*Task*
Leaving out the images, reproduce every line of the data that follows exactly.

Document content entries:

######

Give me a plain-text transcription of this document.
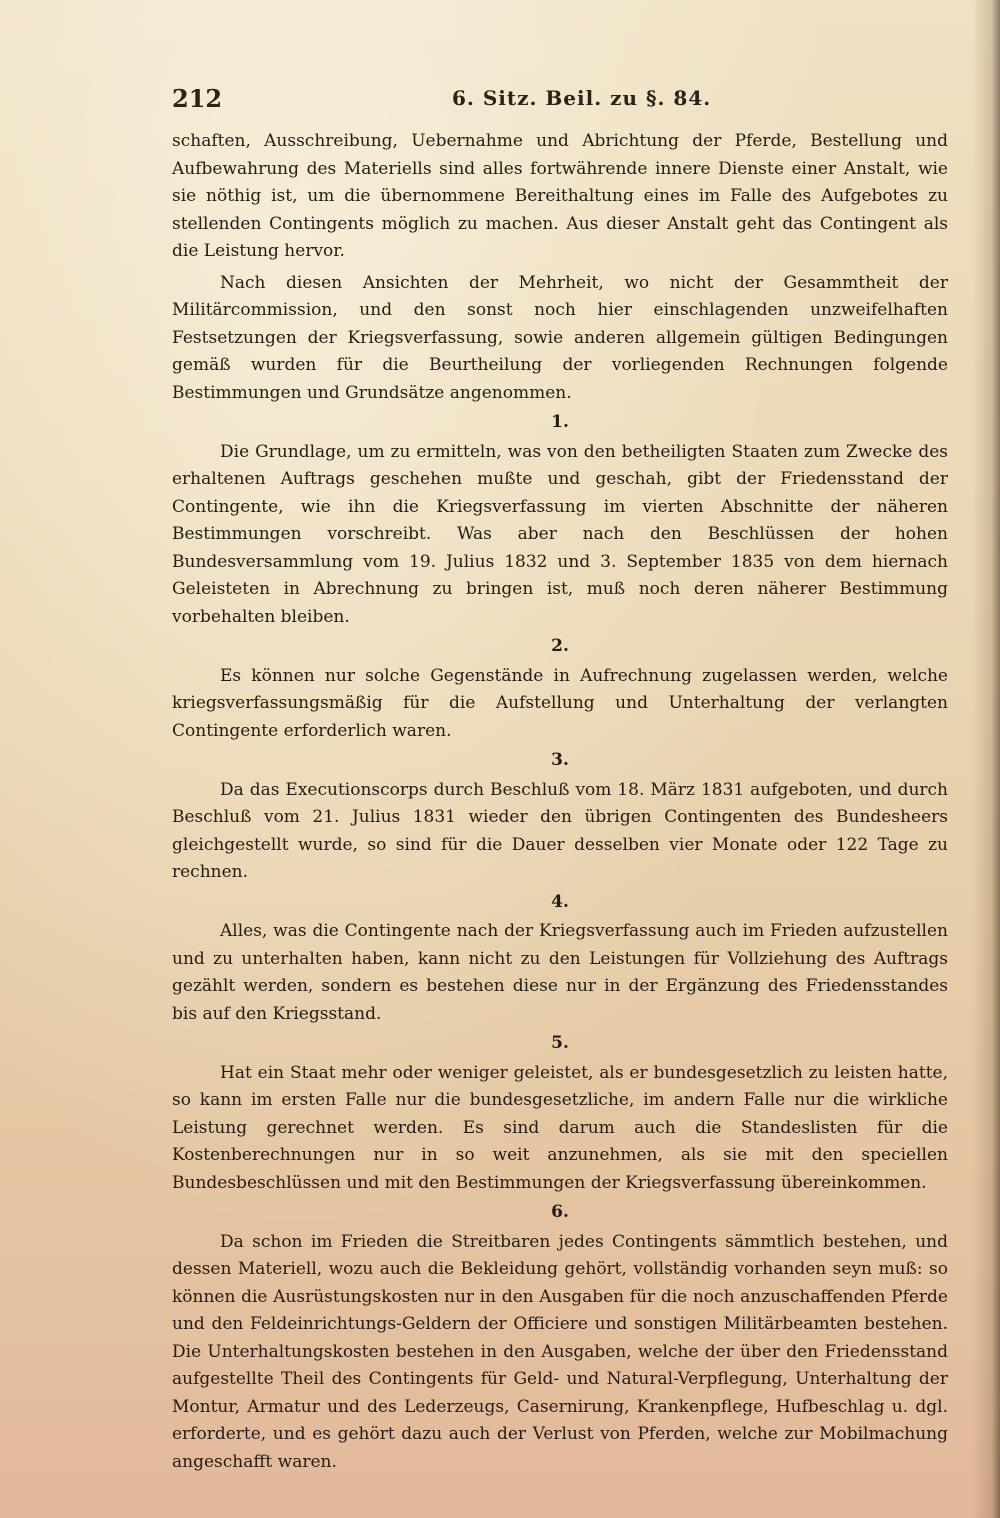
212	6. Sitz. Beil. zu §. 84.

schaften, Ausschreibung, Uebernahme und Abrichtung der Pferde, Bestellung und Aufbewahrung des Materiells sind alles fortwährende innere Dienste einer Anstalt, wie sie nöthig ist, um die übernommene Bereithaltung eines im Falle des Aufgebotes zu stellenden Contingents möglich zu machen. Aus dieser Anstalt geht das Contingent als die Leistung hervor.

Nach diesen Ansichten der Mehrheit, wo nicht der Gesammtheit der Militärcommission, und den sonst noch hier einschlagenden unzweifelhaften Festsetzungen der Kriegsverfassung, sowie anderen allgemein gültigen Bedingungen gemäß wurden für die Beurtheilung der vorliegenden Rechnungen folgende Bestimmungen und Grundsätze angenommen.

1.

Die Grundlage, um zu ermitteln, was von den betheiligten Staaten zum Zwecke des erhaltenen Auftrags geschehen mußte und geschah, gibt der Friedensstand der Contingente, wie ihn die Kriegsverfassung im vierten Abschnitte der näheren Bestimmungen vorschreibt. Was aber nach den Beschlüssen der hohen Bundesversammlung vom 19. Julius 1832 und 3. September 1835 von dem hiernach Geleisteten in Abrechnung zu bringen ist, muß noch deren näherer Bestimmung vorbehalten bleiben.

2.

Es können nur solche Gegenstände in Aufrechnung zugelassen werden, welche kriegsverfassungsmäßig für die Aufstellung und Unterhaltung der verlangten Contingente erforderlich waren.

3.

Da das Executionscorps durch Beschluß vom 18. März 1831 aufgeboten, und durch Beschluß vom 21. Julius 1831 wieder den übrigen Contingenten des Bundesheers gleichgestellt wurde, so sind für die Dauer desselben vier Monate oder 122 Tage zu rechnen.

4.

Alles, was die Contingente nach der Kriegsverfassung auch im Frieden aufzustellen und zu unterhalten haben, kann nicht zu den Leistungen für Vollziehung des Auftrags gezählt werden, sondern es bestehen diese nur in der Ergänzung des Friedensstandes bis auf den Kriegsstand.

5.

Hat ein Staat mehr oder weniger geleistet, als er bundesgesetzlich zu leisten hatte, so kann im ersten Falle nur die bundesgesetzliche, im andern Falle nur die wirkliche Leistung gerechnet werden. Es sind darum auch die Standeslisten für die Kostenberechnungen nur in so weit anzunehmen, als sie mit den speciellen Bundesbeschlüssen und mit den Bestimmungen der Kriegsverfassung übereinkommen.

6.

Da schon im Frieden die Streitbaren jedes Contingents sämmtlich bestehen, und dessen Materiell, wozu auch die Bekleidung gehört, vollständig vorhanden seyn muß: so können die Ausrüstungskosten nur in den Ausgaben für die noch anzuschaffenden Pferde und den Feldeinrichtungs-Geldern der Officiere und sonstigen Militärbeamten bestehen. Die Unterhaltungskosten bestehen in den Ausgaben, welche der über den Friedensstand aufgestellte Theil des Contingents für Geld- und Natural-Verpflegung, Unterhaltung der Montur, Armatur und des Lederzeugs, Casernirung, Krankenpflege, Hufbeschlag u. dgl. erforderte, und es gehört dazu auch der Verlust von Pferden, welche zur Mobilmachung angeschafft waren.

######

*Task response*
Give me a plain-text transcription of this document.
212	6. Sitz. Beil. zu §. 84.

schaften, Ausschreibung, Uebernahme und Abrichtung der Pferde, Bestellung und Aufbewahrung des Materiells sind alles fortwährende innere Dienste einer Anstalt, wie sie nöthig ist, um die übernommene Bereithaltung eines im Falle des Aufgebotes zu stellenden Contingents möglich zu machen. Aus dieser Anstalt geht das Contingent als die Leistung hervor.

Nach diesen Ansichten der Mehrheit, wo nicht der Gesammtheit der Militärcommission, und den sonst noch hier einschlagenden unzweifelhaften Festsetzungen der Kriegsverfassung, sowie anderen allgemein gültigen Bedingungen gemäß wurden für die Beurtheilung der vorliegenden Rechnungen folgende Bestimmungen und Grundsätze angenommen.

1.

Die Grundlage, um zu ermitteln, was von den betheiligten Staaten zum Zwecke des erhaltenen Auftrags geschehen mußte und geschah, gibt der Friedensstand der Contingente, wie ihn die Kriegsverfassung im vierten Abschnitte der näheren Bestimmungen vorschreibt. Was aber nach den Beschlüssen der hohen Bundesversammlung vom 19. Julius 1832 und 3. September 1835 von dem hiernach Geleisteten in Abrechnung zu bringen ist, muß noch deren näherer Bestimmung vorbehalten bleiben.

2.

Es können nur solche Gegenstände in Aufrechnung zugelassen werden, welche kriegsverfassungsmäßig für die Aufstellung und Unterhaltung der verlangten Contingente erforderlich waren.

3.

Da das Executionscorps durch Beschluß vom 18. März 1831 aufgeboten, und durch Beschluß vom 21. Julius 1831 wieder den übrigen Contingenten des Bundesheers gleichgestellt wurde, so sind für die Dauer desselben vier Monate oder 122 Tage zu rechnen.

4.

Alles, was die Contingente nach der Kriegsverfassung auch im Frieden aufzustellen und zu unterhalten haben, kann nicht zu den Leistungen für Vollziehung des Auftrags gezählt werden, sondern es bestehen diese nur in der Ergänzung des Friedensstandes bis auf den Kriegsstand.

5.

Hat ein Staat mehr oder weniger geleistet, als er bundesgesetzlich zu leisten hatte, so kann im ersten Falle nur die bundesgesetzliche, im andern Falle nur die wirkliche Leistung gerechnet werden. Es sind darum auch die Standeslisten für die Kostenberechnungen nur in so weit anzunehmen, als sie mit den speciellen Bundesbeschlüssen und mit den Bestimmungen der Kriegsverfassung übereinkommen.

6.

Da schon im Frieden die Streitbaren jedes Contingents sämmtlich bestehen, und dessen Materiell, wozu auch die Bekleidung gehört, vollständig vorhanden seyn muß: so können die Ausrüstungskosten nur in den Ausgaben für die noch anzuschaffenden Pferde und den Feldeinrichtungs-Geldern der Officiere und sonstigen Militärbeamten bestehen. Die Unterhaltungskosten bestehen in den Ausgaben, welche der über den Friedensstand aufgestellte Theil des Contingents für Geld- und Natural-Verpflegung, Unterhaltung der Montur, Armatur und des Lederzeugs, Casernirung, Krankenpflege, Hufbeschlag u. dgl. erforderte, und es gehört dazu auch der Verlust von Pferden, welche zur Mobilmachung angeschafft waren.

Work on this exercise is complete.